Which lines include the word "content"? Copy each of them.

** Start of MATERIALS PROVIDED **

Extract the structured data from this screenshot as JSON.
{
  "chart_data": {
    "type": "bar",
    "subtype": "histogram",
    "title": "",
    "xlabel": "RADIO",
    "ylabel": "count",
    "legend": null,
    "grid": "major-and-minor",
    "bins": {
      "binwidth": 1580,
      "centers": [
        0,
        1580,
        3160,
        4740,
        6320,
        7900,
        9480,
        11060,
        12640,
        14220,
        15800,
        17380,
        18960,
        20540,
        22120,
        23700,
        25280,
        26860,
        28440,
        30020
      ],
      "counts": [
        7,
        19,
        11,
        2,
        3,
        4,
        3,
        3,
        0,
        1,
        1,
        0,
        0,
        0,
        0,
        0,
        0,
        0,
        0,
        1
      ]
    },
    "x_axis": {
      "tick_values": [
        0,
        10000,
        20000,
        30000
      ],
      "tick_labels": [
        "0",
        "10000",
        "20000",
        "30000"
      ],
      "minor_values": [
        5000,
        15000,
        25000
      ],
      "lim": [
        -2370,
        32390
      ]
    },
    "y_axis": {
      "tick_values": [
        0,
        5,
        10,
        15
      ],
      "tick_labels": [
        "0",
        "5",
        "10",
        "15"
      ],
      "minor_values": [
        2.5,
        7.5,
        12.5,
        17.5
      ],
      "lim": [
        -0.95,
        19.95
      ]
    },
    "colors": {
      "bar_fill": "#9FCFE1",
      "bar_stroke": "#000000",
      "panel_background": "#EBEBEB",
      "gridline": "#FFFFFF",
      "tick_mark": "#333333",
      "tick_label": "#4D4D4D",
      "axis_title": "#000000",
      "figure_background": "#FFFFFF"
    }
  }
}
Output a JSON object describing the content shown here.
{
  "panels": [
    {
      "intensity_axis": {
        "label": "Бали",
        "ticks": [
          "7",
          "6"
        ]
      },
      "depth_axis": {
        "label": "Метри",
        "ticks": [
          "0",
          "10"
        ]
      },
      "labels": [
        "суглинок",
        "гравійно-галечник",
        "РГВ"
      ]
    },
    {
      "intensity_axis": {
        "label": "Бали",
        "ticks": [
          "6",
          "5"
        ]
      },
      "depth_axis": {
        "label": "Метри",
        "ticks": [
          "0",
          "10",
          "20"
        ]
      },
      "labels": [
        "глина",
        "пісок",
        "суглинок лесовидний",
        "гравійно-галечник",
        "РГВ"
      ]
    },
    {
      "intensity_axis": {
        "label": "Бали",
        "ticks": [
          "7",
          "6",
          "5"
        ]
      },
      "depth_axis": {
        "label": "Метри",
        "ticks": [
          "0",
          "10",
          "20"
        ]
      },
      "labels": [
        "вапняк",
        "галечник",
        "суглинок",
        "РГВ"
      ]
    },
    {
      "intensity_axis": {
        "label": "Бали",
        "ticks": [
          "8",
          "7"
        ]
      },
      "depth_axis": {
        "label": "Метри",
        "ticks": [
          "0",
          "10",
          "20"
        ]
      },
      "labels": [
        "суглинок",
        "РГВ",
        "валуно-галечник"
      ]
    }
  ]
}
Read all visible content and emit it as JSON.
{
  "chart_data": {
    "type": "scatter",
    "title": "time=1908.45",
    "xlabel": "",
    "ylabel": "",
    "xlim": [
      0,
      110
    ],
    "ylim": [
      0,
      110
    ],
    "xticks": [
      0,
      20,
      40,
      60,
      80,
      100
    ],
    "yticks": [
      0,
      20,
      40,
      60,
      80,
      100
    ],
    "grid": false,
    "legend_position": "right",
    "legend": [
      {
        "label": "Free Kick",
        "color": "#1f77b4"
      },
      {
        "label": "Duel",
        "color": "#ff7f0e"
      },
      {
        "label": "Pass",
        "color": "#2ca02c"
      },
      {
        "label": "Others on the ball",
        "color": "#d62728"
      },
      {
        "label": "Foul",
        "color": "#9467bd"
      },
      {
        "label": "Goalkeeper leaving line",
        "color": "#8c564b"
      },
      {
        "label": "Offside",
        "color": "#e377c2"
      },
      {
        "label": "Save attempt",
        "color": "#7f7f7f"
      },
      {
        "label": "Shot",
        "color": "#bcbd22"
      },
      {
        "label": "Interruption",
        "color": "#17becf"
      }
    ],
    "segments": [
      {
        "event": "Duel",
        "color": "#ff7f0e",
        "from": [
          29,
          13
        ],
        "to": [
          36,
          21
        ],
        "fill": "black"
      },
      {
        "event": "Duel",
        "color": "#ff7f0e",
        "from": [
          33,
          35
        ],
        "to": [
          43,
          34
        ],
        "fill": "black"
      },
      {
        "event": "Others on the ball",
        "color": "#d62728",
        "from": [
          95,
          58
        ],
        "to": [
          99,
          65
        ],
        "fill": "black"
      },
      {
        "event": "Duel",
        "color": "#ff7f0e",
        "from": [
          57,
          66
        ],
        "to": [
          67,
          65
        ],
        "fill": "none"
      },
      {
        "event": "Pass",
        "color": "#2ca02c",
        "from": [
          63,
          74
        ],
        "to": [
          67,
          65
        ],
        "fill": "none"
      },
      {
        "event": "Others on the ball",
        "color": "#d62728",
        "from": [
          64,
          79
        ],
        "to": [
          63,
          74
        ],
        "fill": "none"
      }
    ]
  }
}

** End of MATERIALS PROVIDED **

> **ANSWER BELOW**:
Output a JSON object describing the content shown here.
Read all visible content and emit it as JSON.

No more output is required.